## [What the task requires]
Every record must appear in your copy exactly as written, with no pictures.

## [Extracted information]
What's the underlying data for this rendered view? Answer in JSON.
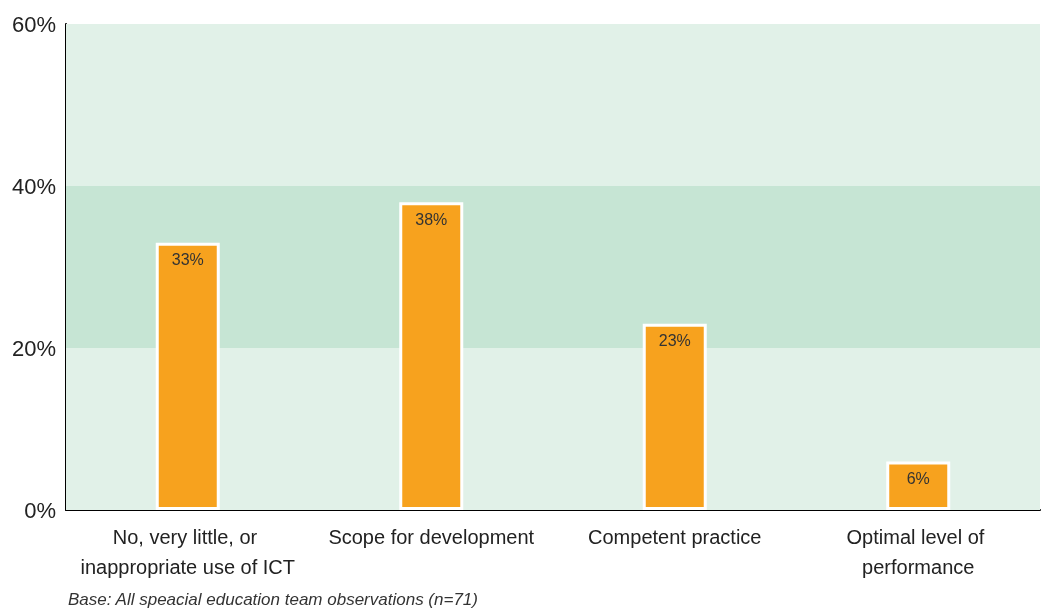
{
  "chart_data": {
    "type": "bar",
    "categories": [
      "No, very little, or inappropriate use of ICT",
      "Scope for development",
      "Competent practice",
      "Optimal level of performance"
    ],
    "values": [
      33,
      38,
      23,
      6
    ],
    "color": "#f7a21e",
    "value_labels": [
      "33%",
      "38%",
      "23%",
      "6%"
    ],
    "ylim": [
      0,
      60
    ],
    "yticks": [
      {
        "value": 0,
        "label": "0%"
      },
      {
        "value": 20,
        "label": "20%"
      },
      {
        "value": 40,
        "label": "40%"
      },
      {
        "value": 60,
        "label": "60%"
      }
    ],
    "bands": [
      {
        "axis": "y",
        "from": 0,
        "to": 20,
        "color": "#e1f1e8"
      },
      {
        "axis": "y",
        "from": 20,
        "to": 40,
        "color": "#c6e5d4"
      },
      {
        "axis": "y",
        "from": 40,
        "to": 60,
        "color": "#e1f1e8"
      }
    ],
    "annotations": [
      "Base: All speacial education team observations (n=71)"
    ]
  }
}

## [Complete answer]
What's the underlying data for this rendered view? Answer in JSON.
{
  "chart_data": {
    "type": "bar",
    "categories": [
      "No, very little, or inappropriate use of ICT",
      "Scope for development",
      "Competent practice",
      "Optimal level of performance"
    ],
    "values": [
      33,
      38,
      23,
      6
    ],
    "color": "#f7a21e",
    "value_labels": [
      "33%",
      "38%",
      "23%",
      "6%"
    ],
    "ylim": [
      0,
      60
    ],
    "yticks": [
      {
        "value": 0,
        "label": "0%"
      },
      {
        "value": 20,
        "label": "20%"
      },
      {
        "value": 40,
        "label": "40%"
      },
      {
        "value": 60,
        "label": "60%"
      }
    ],
    "bands": [
      {
        "axis": "y",
        "from": 0,
        "to": 20,
        "color": "#e1f1e8"
      },
      {
        "axis": "y",
        "from": 20,
        "to": 40,
        "color": "#c6e5d4"
      },
      {
        "axis": "y",
        "from": 40,
        "to": 60,
        "color": "#e1f1e8"
      }
    ],
    "annotations": [
      "Base: All speacial education team observations (n=71)"
    ]
  }
}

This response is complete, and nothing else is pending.